Recorded data start

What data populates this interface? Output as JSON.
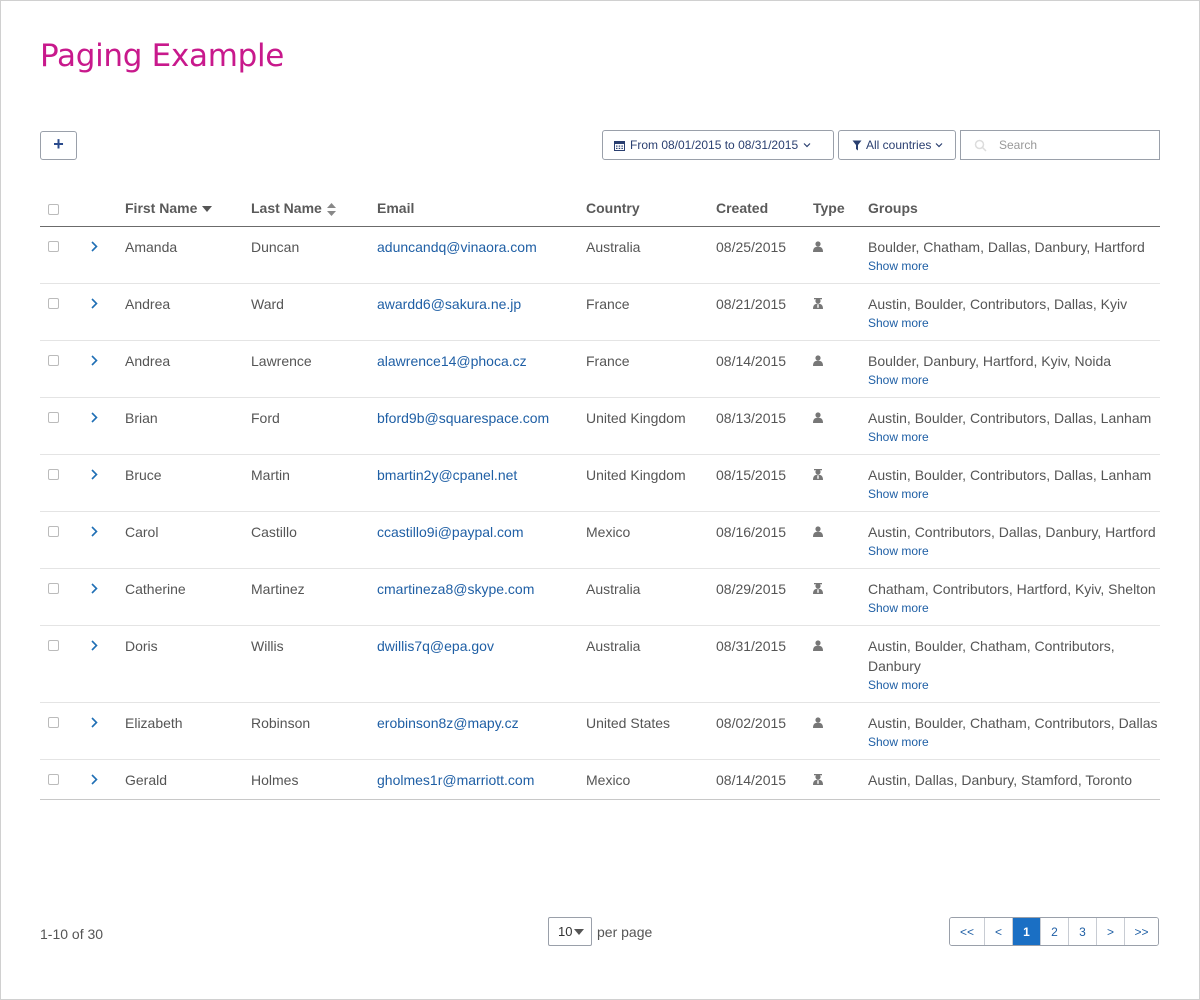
{
  "header": {
    "title": "Paging Example"
  },
  "toolbar": {
    "add_label": "+",
    "date_range_label": "From 08/01/2015 to 08/31/2015",
    "country_filter_label": "All countries",
    "search_placeholder": "Search"
  },
  "table": {
    "columns": [
      "First Name",
      "Last Name",
      "Email",
      "Country",
      "Created",
      "Type",
      "Groups"
    ],
    "show_more_label": "Show more",
    "rows": [
      {
        "first": "Amanda",
        "last": "Duncan",
        "email": "aduncandq@vinaora.com",
        "country": "Australia",
        "created": "08/25/2015",
        "type": "user-icon",
        "groups": "Boulder, Chatham, Dallas, Danbury, Hartford"
      },
      {
        "first": "Andrea",
        "last": "Ward",
        "email": "awardd6@sakura.ne.jp",
        "country": "France",
        "created": "08/21/2015",
        "type": "admin-icon",
        "groups": "Austin, Boulder, Contributors, Dallas, Kyiv"
      },
      {
        "first": "Andrea",
        "last": "Lawrence",
        "email": "alawrence14@phoca.cz",
        "country": "France",
        "created": "08/14/2015",
        "type": "user-icon",
        "groups": "Boulder, Danbury, Hartford, Kyiv, Noida"
      },
      {
        "first": "Brian",
        "last": "Ford",
        "email": "bford9b@squarespace.com",
        "country": "United Kingdom",
        "created": "08/13/2015",
        "type": "user-icon",
        "groups": "Austin, Boulder, Contributors, Dallas, Lanham"
      },
      {
        "first": "Bruce",
        "last": "Martin",
        "email": "bmartin2y@cpanel.net",
        "country": "United Kingdom",
        "created": "08/15/2015",
        "type": "admin-icon",
        "groups": "Austin, Boulder, Contributors, Dallas, Lanham"
      },
      {
        "first": "Carol",
        "last": "Castillo",
        "email": "ccastillo9i@paypal.com",
        "country": "Mexico",
        "created": "08/16/2015",
        "type": "user-icon",
        "groups": "Austin, Contributors, Dallas, Danbury, Hartford"
      },
      {
        "first": "Catherine",
        "last": "Martinez",
        "email": "cmartineza8@skype.com",
        "country": "Australia",
        "created": "08/29/2015",
        "type": "admin-icon",
        "groups": "Chatham, Contributors, Hartford, Kyiv, Shelton"
      },
      {
        "first": "Doris",
        "last": "Willis",
        "email": "dwillis7q@epa.gov",
        "country": "Australia",
        "created": "08/31/2015",
        "type": "user-icon",
        "groups": "Austin, Boulder, Chatham, Contributors, Danbury"
      },
      {
        "first": "Elizabeth",
        "last": "Robinson",
        "email": "erobinson8z@mapy.cz",
        "country": "United States",
        "created": "08/02/2015",
        "type": "user-icon",
        "groups": "Austin, Boulder, Chatham, Contributors, Dallas"
      },
      {
        "first": "Gerald",
        "last": "Holmes",
        "email": "gholmes1r@marriott.com",
        "country": "Mexico",
        "created": "08/14/2015",
        "type": "admin-icon",
        "groups": "Austin, Dallas, Danbury, Stamford, Toronto"
      }
    ]
  },
  "footer": {
    "count_label": "1-10 of 30",
    "per_page_value": "10",
    "per_page_label": "per page",
    "pages": [
      "<<",
      "<",
      "1",
      "2",
      "3",
      ">",
      ">>"
    ],
    "active_page": "1"
  },
  "colors": {
    "title": "#c8198c",
    "link": "#1f5fa5",
    "active_page": "#1a6fc4"
  }
}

Recorded data end

Copy the records exactly as they appear, excluding images.

## Solved exercise
What data populates this interface? Output as JSON.
{
  "header": {
    "title": "Paging Example"
  },
  "toolbar": {
    "add_label": "+",
    "date_range_label": "From 08/01/2015 to 08/31/2015",
    "country_filter_label": "All countries",
    "search_placeholder": "Search"
  },
  "table": {
    "columns": [
      "First Name",
      "Last Name",
      "Email",
      "Country",
      "Created",
      "Type",
      "Groups"
    ],
    "show_more_label": "Show more",
    "rows": [
      {
        "first": "Amanda",
        "last": "Duncan",
        "email": "aduncandq@vinaora.com",
        "country": "Australia",
        "created": "08/25/2015",
        "type": "user-icon",
        "groups": "Boulder, Chatham, Dallas, Danbury, Hartford"
      },
      {
        "first": "Andrea",
        "last": "Ward",
        "email": "awardd6@sakura.ne.jp",
        "country": "France",
        "created": "08/21/2015",
        "type": "admin-icon",
        "groups": "Austin, Boulder, Contributors, Dallas, Kyiv"
      },
      {
        "first": "Andrea",
        "last": "Lawrence",
        "email": "alawrence14@phoca.cz",
        "country": "France",
        "created": "08/14/2015",
        "type": "user-icon",
        "groups": "Boulder, Danbury, Hartford, Kyiv, Noida"
      },
      {
        "first": "Brian",
        "last": "Ford",
        "email": "bford9b@squarespace.com",
        "country": "United Kingdom",
        "created": "08/13/2015",
        "type": "user-icon",
        "groups": "Austin, Boulder, Contributors, Dallas, Lanham"
      },
      {
        "first": "Bruce",
        "last": "Martin",
        "email": "bmartin2y@cpanel.net",
        "country": "United Kingdom",
        "created": "08/15/2015",
        "type": "admin-icon",
        "groups": "Austin, Boulder, Contributors, Dallas, Lanham"
      },
      {
        "first": "Carol",
        "last": "Castillo",
        "email": "ccastillo9i@paypal.com",
        "country": "Mexico",
        "created": "08/16/2015",
        "type": "user-icon",
        "groups": "Austin, Contributors, Dallas, Danbury, Hartford"
      },
      {
        "first": "Catherine",
        "last": "Martinez",
        "email": "cmartineza8@skype.com",
        "country": "Australia",
        "created": "08/29/2015",
        "type": "admin-icon",
        "groups": "Chatham, Contributors, Hartford, Kyiv, Shelton"
      },
      {
        "first": "Doris",
        "last": "Willis",
        "email": "dwillis7q@epa.gov",
        "country": "Australia",
        "created": "08/31/2015",
        "type": "user-icon",
        "groups": "Austin, Boulder, Chatham, Contributors, Danbury"
      },
      {
        "first": "Elizabeth",
        "last": "Robinson",
        "email": "erobinson8z@mapy.cz",
        "country": "United States",
        "created": "08/02/2015",
        "type": "user-icon",
        "groups": "Austin, Boulder, Chatham, Contributors, Dallas"
      },
      {
        "first": "Gerald",
        "last": "Holmes",
        "email": "gholmes1r@marriott.com",
        "country": "Mexico",
        "created": "08/14/2015",
        "type": "admin-icon",
        "groups": "Austin, Dallas, Danbury, Stamford, Toronto"
      }
    ]
  },
  "footer": {
    "count_label": "1-10 of 30",
    "per_page_value": "10",
    "per_page_label": "per page",
    "pages": [
      "<<",
      "<",
      "1",
      "2",
      "3",
      ">",
      ">>"
    ],
    "active_page": "1"
  },
  "colors": {
    "title": "#c8198c",
    "link": "#1f5fa5",
    "active_page": "#1a6fc4"
  }
}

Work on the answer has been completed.